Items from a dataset

--------

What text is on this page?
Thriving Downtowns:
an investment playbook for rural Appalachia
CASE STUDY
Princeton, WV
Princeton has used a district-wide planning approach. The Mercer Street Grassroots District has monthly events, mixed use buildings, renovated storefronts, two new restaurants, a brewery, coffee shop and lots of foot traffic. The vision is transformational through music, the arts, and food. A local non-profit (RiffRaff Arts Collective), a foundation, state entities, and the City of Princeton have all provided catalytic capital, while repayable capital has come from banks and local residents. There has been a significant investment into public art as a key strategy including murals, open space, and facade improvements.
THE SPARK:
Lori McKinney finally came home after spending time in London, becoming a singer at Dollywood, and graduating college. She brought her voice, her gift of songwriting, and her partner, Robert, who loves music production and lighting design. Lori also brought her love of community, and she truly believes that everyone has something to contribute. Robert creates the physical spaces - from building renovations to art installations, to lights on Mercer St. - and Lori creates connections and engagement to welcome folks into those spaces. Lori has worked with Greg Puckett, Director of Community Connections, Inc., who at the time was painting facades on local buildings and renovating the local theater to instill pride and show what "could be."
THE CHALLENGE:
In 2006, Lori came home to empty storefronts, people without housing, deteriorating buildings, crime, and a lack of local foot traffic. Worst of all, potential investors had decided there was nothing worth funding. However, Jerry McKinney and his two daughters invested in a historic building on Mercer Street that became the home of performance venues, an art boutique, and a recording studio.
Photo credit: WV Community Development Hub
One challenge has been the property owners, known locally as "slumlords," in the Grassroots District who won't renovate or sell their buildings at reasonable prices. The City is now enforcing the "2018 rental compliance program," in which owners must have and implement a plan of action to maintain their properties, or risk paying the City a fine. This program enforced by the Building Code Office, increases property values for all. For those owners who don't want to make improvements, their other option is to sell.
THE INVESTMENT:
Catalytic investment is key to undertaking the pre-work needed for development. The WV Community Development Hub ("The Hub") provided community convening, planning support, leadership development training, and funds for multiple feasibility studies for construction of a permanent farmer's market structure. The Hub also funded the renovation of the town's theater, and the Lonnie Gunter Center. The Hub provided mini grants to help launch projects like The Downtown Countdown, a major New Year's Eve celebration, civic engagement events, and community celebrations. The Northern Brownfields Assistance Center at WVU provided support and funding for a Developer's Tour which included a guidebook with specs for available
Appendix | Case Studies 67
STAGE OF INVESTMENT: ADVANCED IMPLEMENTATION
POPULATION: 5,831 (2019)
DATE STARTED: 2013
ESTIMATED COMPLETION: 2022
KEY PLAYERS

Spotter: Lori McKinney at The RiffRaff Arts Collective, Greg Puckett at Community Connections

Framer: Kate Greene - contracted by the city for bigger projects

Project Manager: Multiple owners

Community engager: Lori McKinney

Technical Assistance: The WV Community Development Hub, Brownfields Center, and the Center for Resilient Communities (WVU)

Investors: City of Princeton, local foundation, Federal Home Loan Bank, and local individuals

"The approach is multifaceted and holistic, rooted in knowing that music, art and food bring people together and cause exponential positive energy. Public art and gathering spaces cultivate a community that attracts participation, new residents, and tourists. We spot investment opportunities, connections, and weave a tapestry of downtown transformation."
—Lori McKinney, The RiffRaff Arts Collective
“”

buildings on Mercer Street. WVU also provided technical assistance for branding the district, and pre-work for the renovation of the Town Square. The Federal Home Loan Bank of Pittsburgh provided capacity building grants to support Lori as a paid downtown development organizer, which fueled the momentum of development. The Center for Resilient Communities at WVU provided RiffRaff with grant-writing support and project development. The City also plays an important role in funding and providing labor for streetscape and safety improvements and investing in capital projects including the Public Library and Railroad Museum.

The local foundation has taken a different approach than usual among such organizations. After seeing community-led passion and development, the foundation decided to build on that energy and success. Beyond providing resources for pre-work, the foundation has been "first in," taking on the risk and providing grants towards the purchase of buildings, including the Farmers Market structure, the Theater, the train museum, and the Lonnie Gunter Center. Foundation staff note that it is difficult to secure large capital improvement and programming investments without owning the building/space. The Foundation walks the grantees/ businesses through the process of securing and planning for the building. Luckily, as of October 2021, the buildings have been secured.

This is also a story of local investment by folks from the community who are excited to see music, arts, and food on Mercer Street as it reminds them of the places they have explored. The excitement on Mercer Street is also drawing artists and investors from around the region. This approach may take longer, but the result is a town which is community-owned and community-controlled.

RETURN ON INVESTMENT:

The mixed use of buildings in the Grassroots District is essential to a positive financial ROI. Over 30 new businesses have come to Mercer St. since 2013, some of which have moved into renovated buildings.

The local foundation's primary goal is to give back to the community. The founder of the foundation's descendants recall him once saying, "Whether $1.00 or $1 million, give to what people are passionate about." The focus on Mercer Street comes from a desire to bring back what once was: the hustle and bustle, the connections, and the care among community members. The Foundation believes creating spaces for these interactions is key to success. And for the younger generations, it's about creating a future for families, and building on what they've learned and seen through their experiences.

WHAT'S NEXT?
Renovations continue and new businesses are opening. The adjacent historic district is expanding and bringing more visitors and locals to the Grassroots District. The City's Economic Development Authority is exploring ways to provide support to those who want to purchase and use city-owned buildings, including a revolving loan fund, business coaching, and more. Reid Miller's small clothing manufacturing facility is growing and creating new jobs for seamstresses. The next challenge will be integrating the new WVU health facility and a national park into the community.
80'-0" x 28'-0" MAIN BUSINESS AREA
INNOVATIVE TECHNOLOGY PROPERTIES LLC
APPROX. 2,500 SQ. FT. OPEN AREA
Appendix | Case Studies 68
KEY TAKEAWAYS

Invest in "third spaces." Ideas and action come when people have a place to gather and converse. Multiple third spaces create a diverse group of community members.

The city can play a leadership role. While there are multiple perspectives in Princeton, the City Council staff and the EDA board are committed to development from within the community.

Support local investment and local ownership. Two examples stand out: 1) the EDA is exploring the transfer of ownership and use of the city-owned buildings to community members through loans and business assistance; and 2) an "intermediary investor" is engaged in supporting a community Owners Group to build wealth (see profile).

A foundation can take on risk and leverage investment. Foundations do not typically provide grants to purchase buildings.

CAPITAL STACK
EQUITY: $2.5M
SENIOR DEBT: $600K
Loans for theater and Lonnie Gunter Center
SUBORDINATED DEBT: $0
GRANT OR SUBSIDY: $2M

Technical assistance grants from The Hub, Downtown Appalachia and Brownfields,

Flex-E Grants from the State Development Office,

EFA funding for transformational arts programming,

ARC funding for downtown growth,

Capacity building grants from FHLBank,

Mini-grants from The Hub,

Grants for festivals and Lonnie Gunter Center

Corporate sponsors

--------

• [Exercise brief] Each line of the listing should be echoed back exactly.

• [Output of the task]
What text is on this page?
Thriving Downtowns:
an investment playbook for rural Appalachia
CASE STUDY
Princeton, WV
Princeton has used a district-wide planning approach. The Mercer Street Grassroots District has monthly events, mixed use buildings, renovated storefronts, two new restaurants, a brewery, coffee shop and lots of foot traffic. The vision is transformational through music, the arts, and food. A local non-profit (RiffRaff Arts Collective), a foundation, state entities, and the City of Princeton have all provided catalytic capital, while repayable capital has come from banks and local residents. There has been a significant investment into public art as a key strategy including murals, open space, and facade improvements.
THE SPARK:
Lori McKinney finally came home after spending time in London, becoming a singer at Dollywood, and graduating college. She brought her voice, her gift of songwriting, and her partner, Robert, who loves music production and lighting design. Lori also brought her love of community, and she truly believes that everyone has something to contribute. Robert creates the physical spaces - from building renovations to art installations, to lights on Mercer St. - and Lori creates connections and engagement to welcome folks into those spaces. Lori has worked with Greg Puckett, Director of Community Connections, Inc., who at the time was painting facades on local buildings and renovating the local theater to instill pride and show what "could be."
THE CHALLENGE:
In 2006, Lori came home to empty storefronts, people without housing, deteriorating buildings, crime, and a lack of local foot traffic. Worst of all, potential investors had decided there was nothing worth funding. However, Jerry McKinney and his two daughters invested in a historic building on Mercer Street that became the home of performance venues, an art boutique, and a recording studio.
Photo credit: WV Community Development Hub
One challenge has been the property owners, known locally as "slumlords," in the Grassroots District who won't renovate or sell their buildings at reasonable prices. The City is now enforcing the "2018 rental compliance program," in which owners must have and implement a plan of action to maintain their properties, or risk paying the City a fine. This program enforced by the Building Code Office, increases property values for all. For those owners who don't want to make improvements, their other option is to sell.
THE INVESTMENT:
Catalytic investment is key to undertaking the pre-work needed for development. The WV Community Development Hub ("The Hub") provided community convening, planning support, leadership development training, and funds for multiple feasibility studies for construction of a permanent farmer's market structure. The Hub also funded the renovation of the town's theater, and the Lonnie Gunter Center. The Hub provided mini grants to help launch projects like The Downtown Countdown, a major New Year's Eve celebration, civic engagement events, and community celebrations. The Northern Brownfields Assistance Center at WVU provided support and funding for a Developer's Tour which included a guidebook with specs for available
Appendix | Case Studies 67
STAGE OF INVESTMENT: ADVANCED IMPLEMENTATION
POPULATION: 5,831 (2019)
DATE STARTED: 2013
ESTIMATED COMPLETION: 2022
KEY PLAYERS

Spotter: Lori McKinney at The RiffRaff Arts Collective, Greg Puckett at Community Connections

Framer: Kate Greene - contracted by the city for bigger projects

Project Manager: Multiple owners

Community engager: Lori McKinney

Technical Assistance: The WV Community Development Hub, Brownfields Center, and the Center for Resilient Communities (WVU)

Investors: City of Princeton, local foundation, Federal Home Loan Bank, and local individuals

"The approach is multifaceted and holistic, rooted in knowing that music, art and food bring people together and cause exponential positive energy. Public art and gathering spaces cultivate a community that attracts participation, new residents, and tourists. We spot investment opportunities, connections, and weave a tapestry of downtown transformation."
—Lori McKinney, The RiffRaff Arts Collective
“”

buildings on Mercer Street. WVU also provided technical assistance for branding the district, and pre-work for the renovation of the Town Square. The Federal Home Loan Bank of Pittsburgh provided capacity building grants to support Lori as a paid downtown development organizer, which fueled the momentum of development. The Center for Resilient Communities at WVU provided RiffRaff with grant-writing support and project development. The City also plays an important role in funding and providing labor for streetscape and safety improvements and investing in capital projects including the Public Library and Railroad Museum.

The local foundation has taken a different approach than usual among such organizations. After seeing community-led passion and development, the foundation decided to build on that energy and success. Beyond providing resources for pre-work, the foundation has been "first in," taking on the risk and providing grants towards the purchase of buildings, including the Farmers Market structure, the Theater, the train museum, and the Lonnie Gunter Center. Foundation staff note that it is difficult to secure large capital improvement and programming investments without owning the building/space. The Foundation walks the grantees/ businesses through the process of securing and planning for the building. Luckily, as of October 2021, the buildings have been secured.

This is also a story of local investment by folks from the community who are excited to see music, arts, and food on Mercer Street as it reminds them of the places they have explored. The excitement on Mercer Street is also drawing artists and investors from around the region. This approach may take longer, but the result is a town which is community-owned and community-controlled.

RETURN ON INVESTMENT:

The mixed use of buildings in the Grassroots District is essential to a positive financial ROI. Over 30 new businesses have come to Mercer St. since 2013, some of which have moved into renovated buildings.

The local foundation's primary goal is to give back to the community. The founder of the foundation's descendants recall him once saying, "Whether $1.00 or $1 million, give to what people are passionate about." The focus on Mercer Street comes from a desire to bring back what once was: the hustle and bustle, the connections, and the care among community members. The Foundation believes creating spaces for these interactions is key to success. And for the younger generations, it's about creating a future for families, and building on what they've learned and seen through their experiences.

WHAT'S NEXT?
Renovations continue and new businesses are opening. The adjacent historic district is expanding and bringing more visitors and locals to the Grassroots District. The City's Economic Development Authority is exploring ways to provide support to those who want to purchase and use city-owned buildings, including a revolving loan fund, business coaching, and more. Reid Miller's small clothing manufacturing facility is growing and creating new jobs for seamstresses. The next challenge will be integrating the new WVU health facility and a national park into the community.
80'-0" x 28'-0" MAIN BUSINESS AREA
INNOVATIVE TECHNOLOGY PROPERTIES LLC
APPROX. 2,500 SQ. FT. OPEN AREA
Appendix | Case Studies 68
KEY TAKEAWAYS

Invest in "third spaces." Ideas and action come when people have a place to gather and converse. Multiple third spaces create a diverse group of community members.

The city can play a leadership role. While there are multiple perspectives in Princeton, the City Council staff and the EDA board are committed to development from within the community.

Support local investment and local ownership. Two examples stand out: 1) the EDA is exploring the transfer of ownership and use of the city-owned buildings to community members through loans and business assistance; and 2) an "intermediary investor" is engaged in supporting a community Owners Group to build wealth (see profile).

A foundation can take on risk and leverage investment. Foundations do not typically provide grants to purchase buildings.

CAPITAL STACK
EQUITY: $2.5M
SENIOR DEBT: $600K
Loans for theater and Lonnie Gunter Center
SUBORDINATED DEBT: $0
GRANT OR SUBSIDY: $2M

Technical assistance grants from The Hub, Downtown Appalachia and Brownfields,

Flex-E Grants from the State Development Office,

EFA funding for transformational arts programming,

ARC funding for downtown growth,

Capacity building grants from FHLBank,

Mini-grants from The Hub,

Grants for festivals and Lonnie Gunter Center

Corporate sponsors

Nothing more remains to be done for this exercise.